[BEGIN Given data]

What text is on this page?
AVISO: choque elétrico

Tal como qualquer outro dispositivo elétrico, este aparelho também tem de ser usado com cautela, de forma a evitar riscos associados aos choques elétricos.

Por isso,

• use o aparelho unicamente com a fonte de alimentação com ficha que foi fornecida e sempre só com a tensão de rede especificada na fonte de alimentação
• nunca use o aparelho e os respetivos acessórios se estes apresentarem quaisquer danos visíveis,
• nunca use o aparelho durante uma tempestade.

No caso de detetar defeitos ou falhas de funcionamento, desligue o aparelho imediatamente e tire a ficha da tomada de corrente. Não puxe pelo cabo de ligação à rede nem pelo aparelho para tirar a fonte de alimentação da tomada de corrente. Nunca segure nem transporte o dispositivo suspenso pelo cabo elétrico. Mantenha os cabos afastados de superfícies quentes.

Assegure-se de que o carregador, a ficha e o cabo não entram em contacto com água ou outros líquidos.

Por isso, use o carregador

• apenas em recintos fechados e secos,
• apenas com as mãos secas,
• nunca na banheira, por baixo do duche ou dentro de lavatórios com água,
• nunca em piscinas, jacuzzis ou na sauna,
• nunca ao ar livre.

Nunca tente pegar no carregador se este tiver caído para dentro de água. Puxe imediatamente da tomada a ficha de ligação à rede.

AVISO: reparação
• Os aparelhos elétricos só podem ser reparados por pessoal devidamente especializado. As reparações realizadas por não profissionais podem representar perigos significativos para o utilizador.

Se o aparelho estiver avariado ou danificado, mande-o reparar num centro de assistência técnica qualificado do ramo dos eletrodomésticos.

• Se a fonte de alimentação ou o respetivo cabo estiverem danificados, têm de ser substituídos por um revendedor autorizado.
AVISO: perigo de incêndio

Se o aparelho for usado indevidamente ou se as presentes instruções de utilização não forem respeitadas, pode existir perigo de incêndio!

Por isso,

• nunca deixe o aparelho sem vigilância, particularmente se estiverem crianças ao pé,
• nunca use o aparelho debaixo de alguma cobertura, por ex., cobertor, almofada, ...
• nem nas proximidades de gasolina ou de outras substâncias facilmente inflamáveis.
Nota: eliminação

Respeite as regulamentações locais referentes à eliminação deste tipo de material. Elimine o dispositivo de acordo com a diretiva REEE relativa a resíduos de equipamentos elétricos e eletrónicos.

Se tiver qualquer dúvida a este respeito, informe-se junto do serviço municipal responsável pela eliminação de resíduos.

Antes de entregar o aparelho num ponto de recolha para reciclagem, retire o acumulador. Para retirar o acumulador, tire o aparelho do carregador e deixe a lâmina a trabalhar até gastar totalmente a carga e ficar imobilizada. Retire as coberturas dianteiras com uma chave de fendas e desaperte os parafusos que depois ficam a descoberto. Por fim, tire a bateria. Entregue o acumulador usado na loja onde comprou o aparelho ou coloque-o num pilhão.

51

[END Given data]

Objective: Faithfully transcribe the whole of the data.

Written solution:
What text is on this page?
AVISO: choque elétrico

Tal como qualquer outro dispositivo elétrico, este aparelho também tem de ser usado com cautela, de forma a evitar riscos associados aos choques elétricos.

Por isso,

• use o aparelho unicamente com a fonte de alimentação com ficha que foi fornecida e sempre só com a tensão de rede especificada na fonte de alimentação
• nunca use o aparelho e os respetivos acessórios se estes apresentarem quaisquer danos visíveis,
• nunca use o aparelho durante uma tempestade.

No caso de detetar defeitos ou falhas de funcionamento, desligue o aparelho imediatamente e tire a ficha da tomada de corrente. Não puxe pelo cabo de ligação à rede nem pelo aparelho para tirar a fonte de alimentação da tomada de corrente. Nunca segure nem transporte o dispositivo suspenso pelo cabo elétrico. Mantenha os cabos afastados de superfícies quentes.

Assegure-se de que o carregador, a ficha e o cabo não entram em contacto com água ou outros líquidos.

Por isso, use o carregador

• apenas em recintos fechados e secos,
• apenas com as mãos secas,
• nunca na banheira, por baixo do duche ou dentro de lavatórios com água,
• nunca em piscinas, jacuzzis ou na sauna,
• nunca ao ar livre.

Nunca tente pegar no carregador se este tiver caído para dentro de água. Puxe imediatamente da tomada a ficha de ligação à rede.

AVISO: reparação
• Os aparelhos elétricos só podem ser reparados por pessoal devidamente especializado. As reparações realizadas por não profissionais podem representar perigos significativos para o utilizador.

Se o aparelho estiver avariado ou danificado, mande-o reparar num centro de assistência técnica qualificado do ramo dos eletrodomésticos.

• Se a fonte de alimentação ou o respetivo cabo estiverem danificados, têm de ser substituídos por um revendedor autorizado.
AVISO: perigo de incêndio

Se o aparelho for usado indevidamente ou se as presentes instruções de utilização não forem respeitadas, pode existir perigo de incêndio!

Por isso,

• nunca deixe o aparelho sem vigilância, particularmente se estiverem crianças ao pé,
• nunca use o aparelho debaixo de alguma cobertura, por ex., cobertor, almofada, ...
• nem nas proximidades de gasolina ou de outras substâncias facilmente inflamáveis.
Nota: eliminação

Respeite as regulamentações locais referentes à eliminação deste tipo de material. Elimine o dispositivo de acordo com a diretiva REEE relativa a resíduos de equipamentos elétricos e eletrónicos.

Se tiver qualquer dúvida a este respeito, informe-se junto do serviço municipal responsável pela eliminação de resíduos.

Antes de entregar o aparelho num ponto de recolha para reciclagem, retire o acumulador. Para retirar o acumulador, tire o aparelho do carregador e deixe a lâmina a trabalhar até gastar totalmente a carga e ficar imobilizada. Retire as coberturas dianteiras com uma chave de fendas e desaperte os parafusos que depois ficam a descoberto. Por fim, tire a bateria. Entregue o acumulador usado na loja onde comprou o aparelho ou coloque-o num pilhão.

51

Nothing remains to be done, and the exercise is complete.